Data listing

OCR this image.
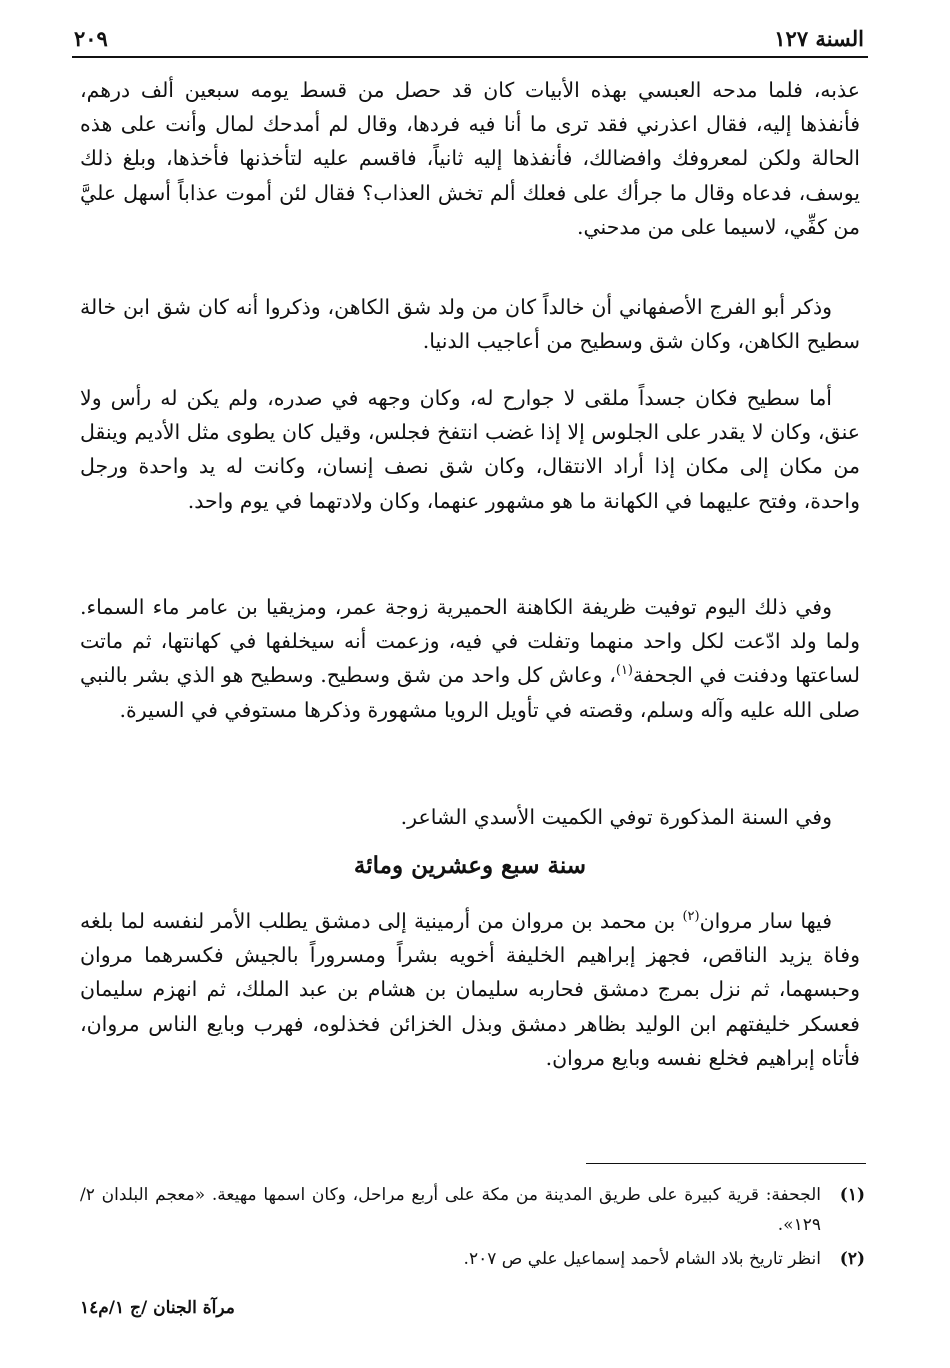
السنة ١٢٧
٢٠٩

عذبه، فلما مدحه العبسي بهذه الأبيات كان قد حصل من قسط يومه سبعين ألف درهم، فأنفذها إليه، فقال اعذرني فقد ترى ما أنا فيه فردها، وقال لم أمدحك لمال وأنت على هذه الحالة ولكن لمعروفك وافضالك، فأنفذها إليه ثانياً، فاقسم عليه لتأخذنها فأخذها، وبلغ ذلك يوسف، فدعاه وقال ما جرأك على فعلك ألم تخش العذاب؟ فقال لئن أموت عذاباً أسهل عليَّ من كفِّي، لاسيما على من مدحني.

وذكر أبو الفرج الأصفهاني أن خالداً كان من ولد شق الكاهن، وذكروا أنه كان شق ابن خالة سطيح الكاهن، وكان شق وسطيح من أعاجيب الدنيا.

أما سطيح فكان جسداً ملقى لا جوارح له، وكان وجهه في صدره، ولم يكن له رأس ولا عنق، وكان لا يقدر على الجلوس إلا إذا غضب انتفخ فجلس، وقيل كان يطوى مثل الأديم وينقل من مكان إلى مكان إذا أراد الانتقال، وكان شق نصف إنسان، وكانت له يد واحدة ورجل واحدة، وفتح عليهما في الكهانة ما هو مشهور عنهما، وكان ولادتهما في يوم واحد.

وفي ذلك اليوم توفيت ظريفة الكاهنة الحميرية زوجة عمر، ومزيقيا بن عامر ماء السماء. ولما ولد ادّعت لكل واحد منهما وتفلت في فيه، وزعمت أنه سيخلفها في كهانتها، ثم ماتت لساعتها ودفنت في الجحفة$^{(١)}$، وعاش كل واحد من شق وسطيح. وسطيح هو الذي بشر بالنبي صلى الله عليه وآله وسلم، وقصته في تأويل الرويا مشهورة وذكرها مستوفي في السيرة.

وفي السنة المذكورة توفي الكميت الأسدي الشاعر.

سنة سبع وعشرين ومائة

فيها سار مروان$^{(٢)}$ بن محمد بن مروان من أرمينية إلى دمشق يطلب الأمر لنفسه لما بلغه وفاة يزيد الناقص، فجهز إبراهيم الخليفة أخويه بشراً ومسروراً بالجيش فكسرهما مروان وحبسهما، ثم نزل بمرج دمشق فحاربه سليمان بن هشام بن عبد الملك، ثم انهزم سليمان فعسكر خليفتهم ابن الوليد بظاهر دمشق وبذل الخزائن فخذلوه، فهرب وبايع الناس مروان، فأتاه إبراهيم فخلع نفسه وبايع مروان.

(١)
الجحفة: قرية كبيرة على طريق المدينة من مكة على أربع مراحل، وكان اسمها مهيعة. «معجم البلدان ٢/ ١٢٩».
(٢)
انظر تاريخ بلاد الشام لأحمد إسماعيل علي ص ٢٠٧.
مرآة الجنان /ج ١/م١٤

#### [What to work on]
Exclude the images, then output the data above word for word.

#### [Correct result]
OCR this image.
السنة ١٢٧
٢٠٩

عذبه، فلما مدحه العبسي بهذه الأبيات كان قد حصل من قسط يومه سبعين ألف درهم، فأنفذها إليه، فقال اعذرني فقد ترى ما أنا فيه فردها، وقال لم أمدحك لمال وأنت على هذه الحالة ولكن لمعروفك وافضالك، فأنفذها إليه ثانياً، فاقسم عليه لتأخذنها فأخذها، وبلغ ذلك يوسف، فدعاه وقال ما جرأك على فعلك ألم تخش العذاب؟ فقال لئن أموت عذاباً أسهل عليَّ من كفِّي، لاسيما على من مدحني.

وذكر أبو الفرج الأصفهاني أن خالداً كان من ولد شق الكاهن، وذكروا أنه كان شق ابن خالة سطيح الكاهن، وكان شق وسطيح من أعاجيب الدنيا.

أما سطيح فكان جسداً ملقى لا جوارح له، وكان وجهه في صدره، ولم يكن له رأس ولا عنق، وكان لا يقدر على الجلوس إلا إذا غضب انتفخ فجلس، وقيل كان يطوى مثل الأديم وينقل من مكان إلى مكان إذا أراد الانتقال، وكان شق نصف إنسان، وكانت له يد واحدة ورجل واحدة، وفتح عليهما في الكهانة ما هو مشهور عنهما، وكان ولادتهما في يوم واحد.

وفي ذلك اليوم توفيت ظريفة الكاهنة الحميرية زوجة عمر، ومزيقيا بن عامر ماء السماء. ولما ولد ادّعت لكل واحد منهما وتفلت في فيه، وزعمت أنه سيخلفها في كهانتها، ثم ماتت لساعتها ودفنت في الجحفة$^{(١)}$، وعاش كل واحد من شق وسطيح. وسطيح هو الذي بشر بالنبي صلى الله عليه وآله وسلم، وقصته في تأويل الرويا مشهورة وذكرها مستوفي في السيرة.

وفي السنة المذكورة توفي الكميت الأسدي الشاعر.

سنة سبع وعشرين ومائة

فيها سار مروان$^{(٢)}$ بن محمد بن مروان من أرمينية إلى دمشق يطلب الأمر لنفسه لما بلغه وفاة يزيد الناقص، فجهز إبراهيم الخليفة أخويه بشراً ومسروراً بالجيش فكسرهما مروان وحبسهما، ثم نزل بمرج دمشق فحاربه سليمان بن هشام بن عبد الملك، ثم انهزم سليمان فعسكر خليفتهم ابن الوليد بظاهر دمشق وبذل الخزائن فخذلوه، فهرب وبايع الناس مروان، فأتاه إبراهيم فخلع نفسه وبايع مروان.

(١)
الجحفة: قرية كبيرة على طريق المدينة من مكة على أربع مراحل، وكان اسمها مهيعة. «معجم البلدان ٢/ ١٢٩».
(٢)
انظر تاريخ بلاد الشام لأحمد إسماعيل علي ص ٢٠٧.
مرآة الجنان /ج ١/م١٤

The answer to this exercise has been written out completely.